:: Figure collection entries ::
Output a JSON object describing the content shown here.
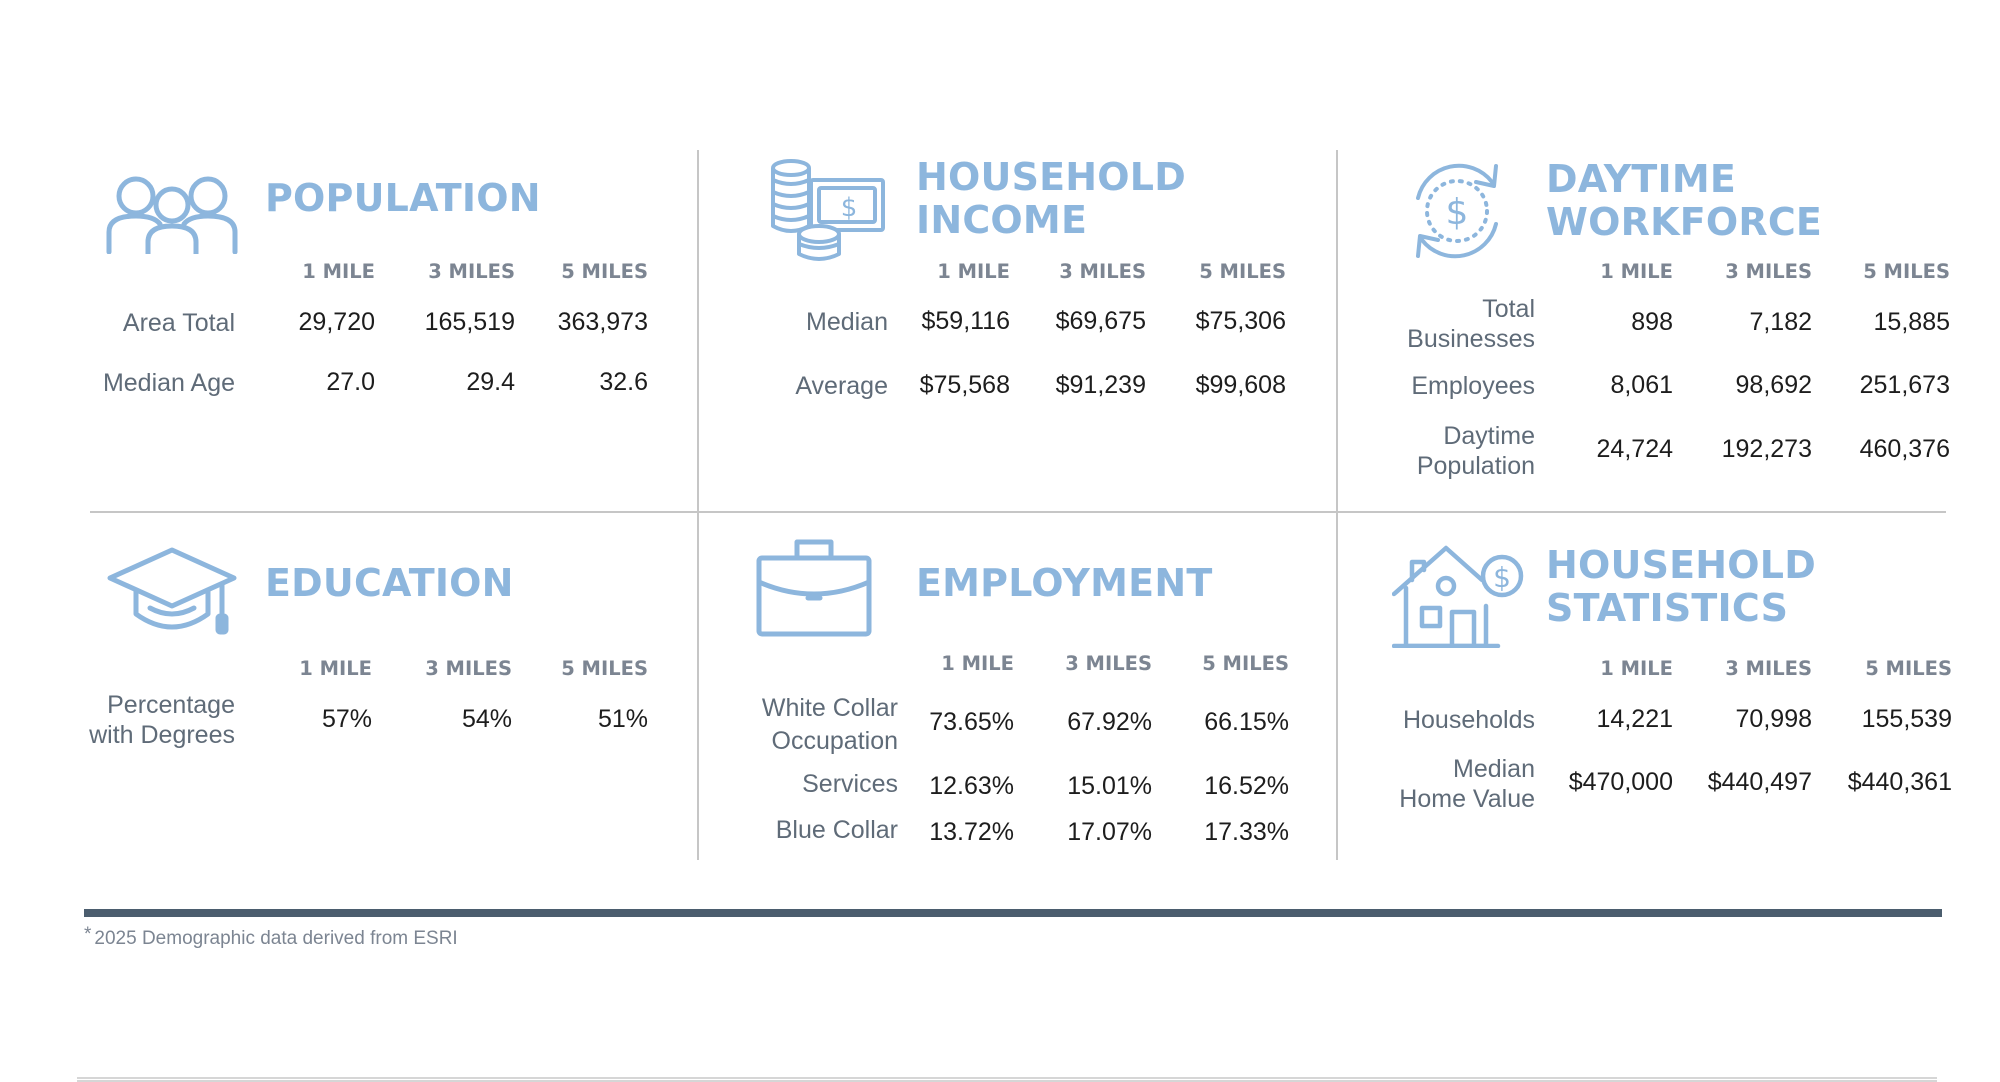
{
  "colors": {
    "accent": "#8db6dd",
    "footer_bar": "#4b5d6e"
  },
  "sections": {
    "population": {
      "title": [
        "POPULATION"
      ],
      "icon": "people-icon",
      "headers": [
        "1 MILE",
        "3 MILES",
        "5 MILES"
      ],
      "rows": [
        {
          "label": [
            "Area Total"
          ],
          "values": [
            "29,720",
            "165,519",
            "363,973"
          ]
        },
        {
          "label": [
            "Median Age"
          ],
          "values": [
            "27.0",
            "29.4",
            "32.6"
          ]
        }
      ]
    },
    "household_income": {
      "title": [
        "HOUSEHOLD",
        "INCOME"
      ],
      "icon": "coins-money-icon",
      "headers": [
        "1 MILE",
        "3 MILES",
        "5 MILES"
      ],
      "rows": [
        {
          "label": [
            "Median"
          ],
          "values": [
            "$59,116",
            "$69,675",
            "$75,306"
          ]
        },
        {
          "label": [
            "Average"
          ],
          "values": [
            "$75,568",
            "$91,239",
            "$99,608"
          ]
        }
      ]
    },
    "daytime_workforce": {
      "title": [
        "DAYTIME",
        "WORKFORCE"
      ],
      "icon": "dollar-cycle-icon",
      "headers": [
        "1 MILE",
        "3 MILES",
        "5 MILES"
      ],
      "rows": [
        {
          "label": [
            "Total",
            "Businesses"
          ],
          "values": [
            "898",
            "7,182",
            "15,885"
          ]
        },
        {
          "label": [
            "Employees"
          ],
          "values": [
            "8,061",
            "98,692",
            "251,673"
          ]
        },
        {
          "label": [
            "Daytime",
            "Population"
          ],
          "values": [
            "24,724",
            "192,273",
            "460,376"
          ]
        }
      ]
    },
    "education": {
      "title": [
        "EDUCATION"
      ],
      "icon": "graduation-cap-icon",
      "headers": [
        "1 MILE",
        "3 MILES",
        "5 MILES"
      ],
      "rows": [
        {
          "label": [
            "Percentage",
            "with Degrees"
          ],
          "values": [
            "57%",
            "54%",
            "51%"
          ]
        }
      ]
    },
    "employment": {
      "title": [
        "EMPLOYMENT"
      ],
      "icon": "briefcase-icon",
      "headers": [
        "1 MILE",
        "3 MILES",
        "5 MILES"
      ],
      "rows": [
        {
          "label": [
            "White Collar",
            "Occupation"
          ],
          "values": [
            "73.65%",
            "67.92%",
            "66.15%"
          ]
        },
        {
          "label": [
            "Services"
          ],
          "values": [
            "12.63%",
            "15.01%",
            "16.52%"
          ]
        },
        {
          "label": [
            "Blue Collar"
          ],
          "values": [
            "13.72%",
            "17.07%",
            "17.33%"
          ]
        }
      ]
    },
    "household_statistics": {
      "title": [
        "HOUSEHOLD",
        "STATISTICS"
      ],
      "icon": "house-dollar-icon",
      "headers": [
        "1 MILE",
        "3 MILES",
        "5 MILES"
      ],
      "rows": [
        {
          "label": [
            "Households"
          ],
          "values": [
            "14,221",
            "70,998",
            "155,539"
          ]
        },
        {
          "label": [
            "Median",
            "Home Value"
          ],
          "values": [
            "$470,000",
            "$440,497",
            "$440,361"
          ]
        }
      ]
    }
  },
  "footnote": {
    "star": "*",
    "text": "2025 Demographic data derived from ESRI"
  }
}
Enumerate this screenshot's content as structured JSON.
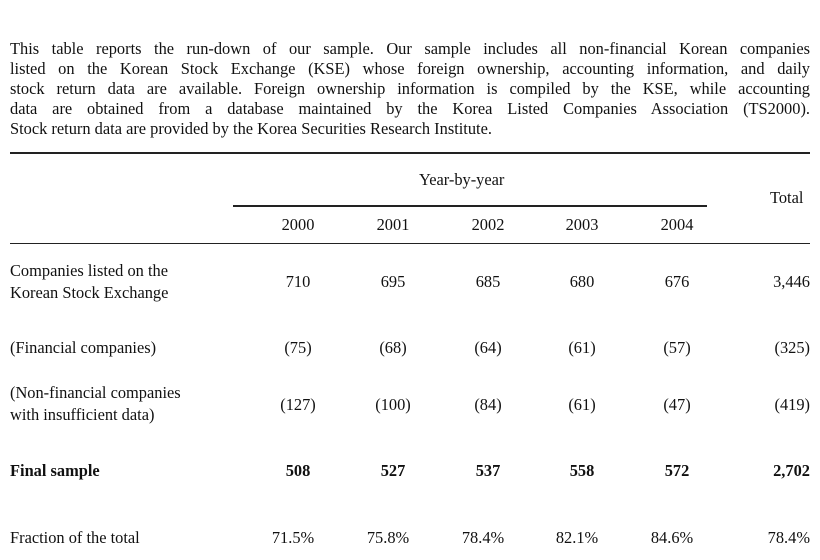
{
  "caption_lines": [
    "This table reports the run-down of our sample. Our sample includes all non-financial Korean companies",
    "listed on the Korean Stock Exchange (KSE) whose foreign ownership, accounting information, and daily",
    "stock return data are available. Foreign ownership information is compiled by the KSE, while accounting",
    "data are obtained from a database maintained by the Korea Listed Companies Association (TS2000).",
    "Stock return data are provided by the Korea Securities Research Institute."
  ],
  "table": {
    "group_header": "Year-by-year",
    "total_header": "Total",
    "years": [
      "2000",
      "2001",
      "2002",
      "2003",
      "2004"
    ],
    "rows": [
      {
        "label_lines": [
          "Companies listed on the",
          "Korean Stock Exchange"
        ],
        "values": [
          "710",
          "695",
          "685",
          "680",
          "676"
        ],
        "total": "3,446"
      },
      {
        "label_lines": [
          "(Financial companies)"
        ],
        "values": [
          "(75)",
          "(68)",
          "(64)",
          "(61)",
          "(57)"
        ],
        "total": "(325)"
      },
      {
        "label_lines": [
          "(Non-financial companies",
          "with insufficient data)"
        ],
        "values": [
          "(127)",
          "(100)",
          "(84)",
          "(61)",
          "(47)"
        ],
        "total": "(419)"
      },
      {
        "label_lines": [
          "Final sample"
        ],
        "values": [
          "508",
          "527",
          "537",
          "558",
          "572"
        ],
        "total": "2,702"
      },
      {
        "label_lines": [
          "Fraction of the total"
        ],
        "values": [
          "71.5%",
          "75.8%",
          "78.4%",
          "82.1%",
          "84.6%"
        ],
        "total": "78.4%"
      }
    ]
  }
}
--
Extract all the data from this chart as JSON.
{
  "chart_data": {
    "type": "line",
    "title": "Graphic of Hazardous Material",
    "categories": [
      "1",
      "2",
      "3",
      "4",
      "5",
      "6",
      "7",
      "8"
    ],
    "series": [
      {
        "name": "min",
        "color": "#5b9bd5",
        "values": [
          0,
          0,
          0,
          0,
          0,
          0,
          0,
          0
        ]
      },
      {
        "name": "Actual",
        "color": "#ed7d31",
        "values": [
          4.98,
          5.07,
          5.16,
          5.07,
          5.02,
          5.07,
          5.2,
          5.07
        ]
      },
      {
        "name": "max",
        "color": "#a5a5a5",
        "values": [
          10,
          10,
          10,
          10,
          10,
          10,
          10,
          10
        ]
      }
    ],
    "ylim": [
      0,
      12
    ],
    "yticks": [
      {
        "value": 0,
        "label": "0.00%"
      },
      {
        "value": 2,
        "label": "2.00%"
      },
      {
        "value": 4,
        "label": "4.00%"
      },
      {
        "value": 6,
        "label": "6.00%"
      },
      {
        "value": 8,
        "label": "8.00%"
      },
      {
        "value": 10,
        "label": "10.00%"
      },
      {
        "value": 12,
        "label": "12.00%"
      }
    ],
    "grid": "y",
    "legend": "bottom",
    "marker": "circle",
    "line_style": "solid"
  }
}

:: To do ::
How many lines in the data contain the string "dollar"? Respond with the number only.

:: Worked answer ::
2